▸ **Information provided**
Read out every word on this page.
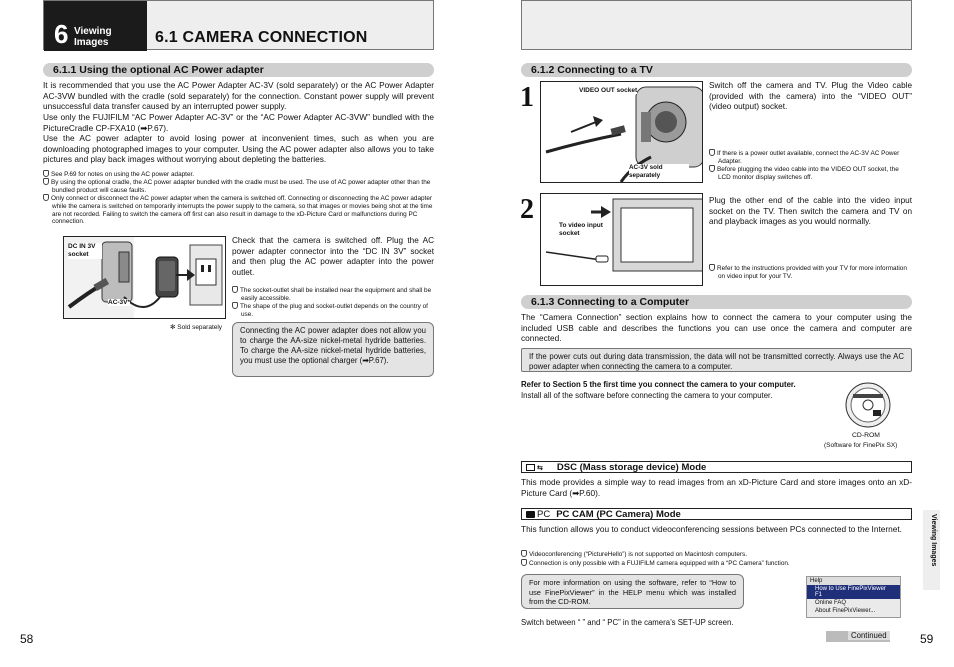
6 Viewing Images	6.1 CAMERA CONNECTION
6.1.1 Using the optional AC Power adapter
It is recommended that you use the AC Power Adapter AC-3V (sold separately) or the AC Power Adapter AC-3VW bundled with the cradle (sold separately) for the connection. Constant power supply will prevent unsuccessful data transfer caused by an interrupted power supply.
Use only the FUJIFILM “AC Power Adapter AC-3V” or the “AC Power Adapter AC-3VW” bundled with the PictureCradle CP-FXA10 (➡P.67).
Use the AC power adapter to avoid losing power at inconvenient times, such as when you are downloading photographed images to your computer. Using the AC power adapter also allows you to take pictures and play back images without worrying about depleting the batteries.
See P.69 for notes on using the AC power adapter.
By using the optional cradle, the AC power adapter bundled with the cradle must be used. The use of AC power adapter other than the bundled product will cause faults.
Only connect or disconnect the AC power adapter when the camera is switched off. Connecting or disconnecting the AC power adapter while the camera is switched on temporarily interrupts the power supply to the camera, so that images or movies being shot at the time are not recorded. Failing to switch the camera off first can also result in damage to the xD-Picture Card or malfunctions during PC connection.
DC IN 3V socket
AC-3V*
✻ Sold separately
Check that the camera is switched off. Plug the AC power adapter connector into the “DC IN 3V” socket and then plug the AC power adapter into the power outlet.
The socket-outlet shall be installed near the equipment and shall be easily accessible.
The shape of the plug and socket-outlet depends on the country of use.
Connecting the AC power adapter does not allow you to charge the AA-size nickel-metal hydride batteries. To charge the AA-size nickel-metal hydride batteries, you must use the optional charger (➡P.67).
58
6.1.2 Connecting to a TV
1	VIDEO OUT socket
AC-3V sold separately
Switch off the camera and TV. Plug the Video cable (provided with the camera) into the “VIDEO OUT” (video output) socket.
If there is a power outlet available, connect the AC-3V AC Power Adapter.
Before plugging the video cable into the VIDEO OUT socket, the LCD monitor display switches off.
2
To video input socket
Plug the other end of the cable into the video input socket on the TV. Then switch the camera and TV on and playback images as you would normally.
Refer to the instructions provided with your TV for more information on video input for your TV.
6.1.3 Connecting to a Computer
The “Camera Connection” section explains how to connect the camera to your computer using the included USB cable and describes the functions you can use once the camera and computer are connected.
If the power cuts out during data transmission, the data will not be transmitted correctly. Always use the AC power adapter when connecting the camera to a computer.
Refer to Section 5 the first time you connect the camera to your computer.
Install all of the software before connecting the camera to your computer.
CD-ROM
(Software for FinePix SX)
⇆ DSC (Mass storage device) Mode
This mode provides a simple way to read images from an xD-Picture Card and store images onto an xD-Picture Card (➡P.60).
PC PC CAM (PC Camera) Mode
This function allows you to conduct videoconferencing sessions between PCs connected to the Internet.
Videoconferencing (“PictureHello”) is not supported on Macintosh computers.
Connection is only possible with a FUJIFILM camera equipped with a “PC Camera” function.
For more information on using the software, refer to “How to use FinePixViewer” in the HELP menu which was installed from the CD-ROM.
Help
How to Use FinePixViewer F1
Online FAQ
About FinePixViewer...
Switch between “ ” and “ PC” in the camera’s SET-UP screen.
Continued
Viewing Images
59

▸ **Problem to solve**
All lines in the data that contain the word "Viewing" should be copied.

▸ **Response to the exercise**
6 Viewing Images	6.1 CAMERA CONNECTION
Viewing Images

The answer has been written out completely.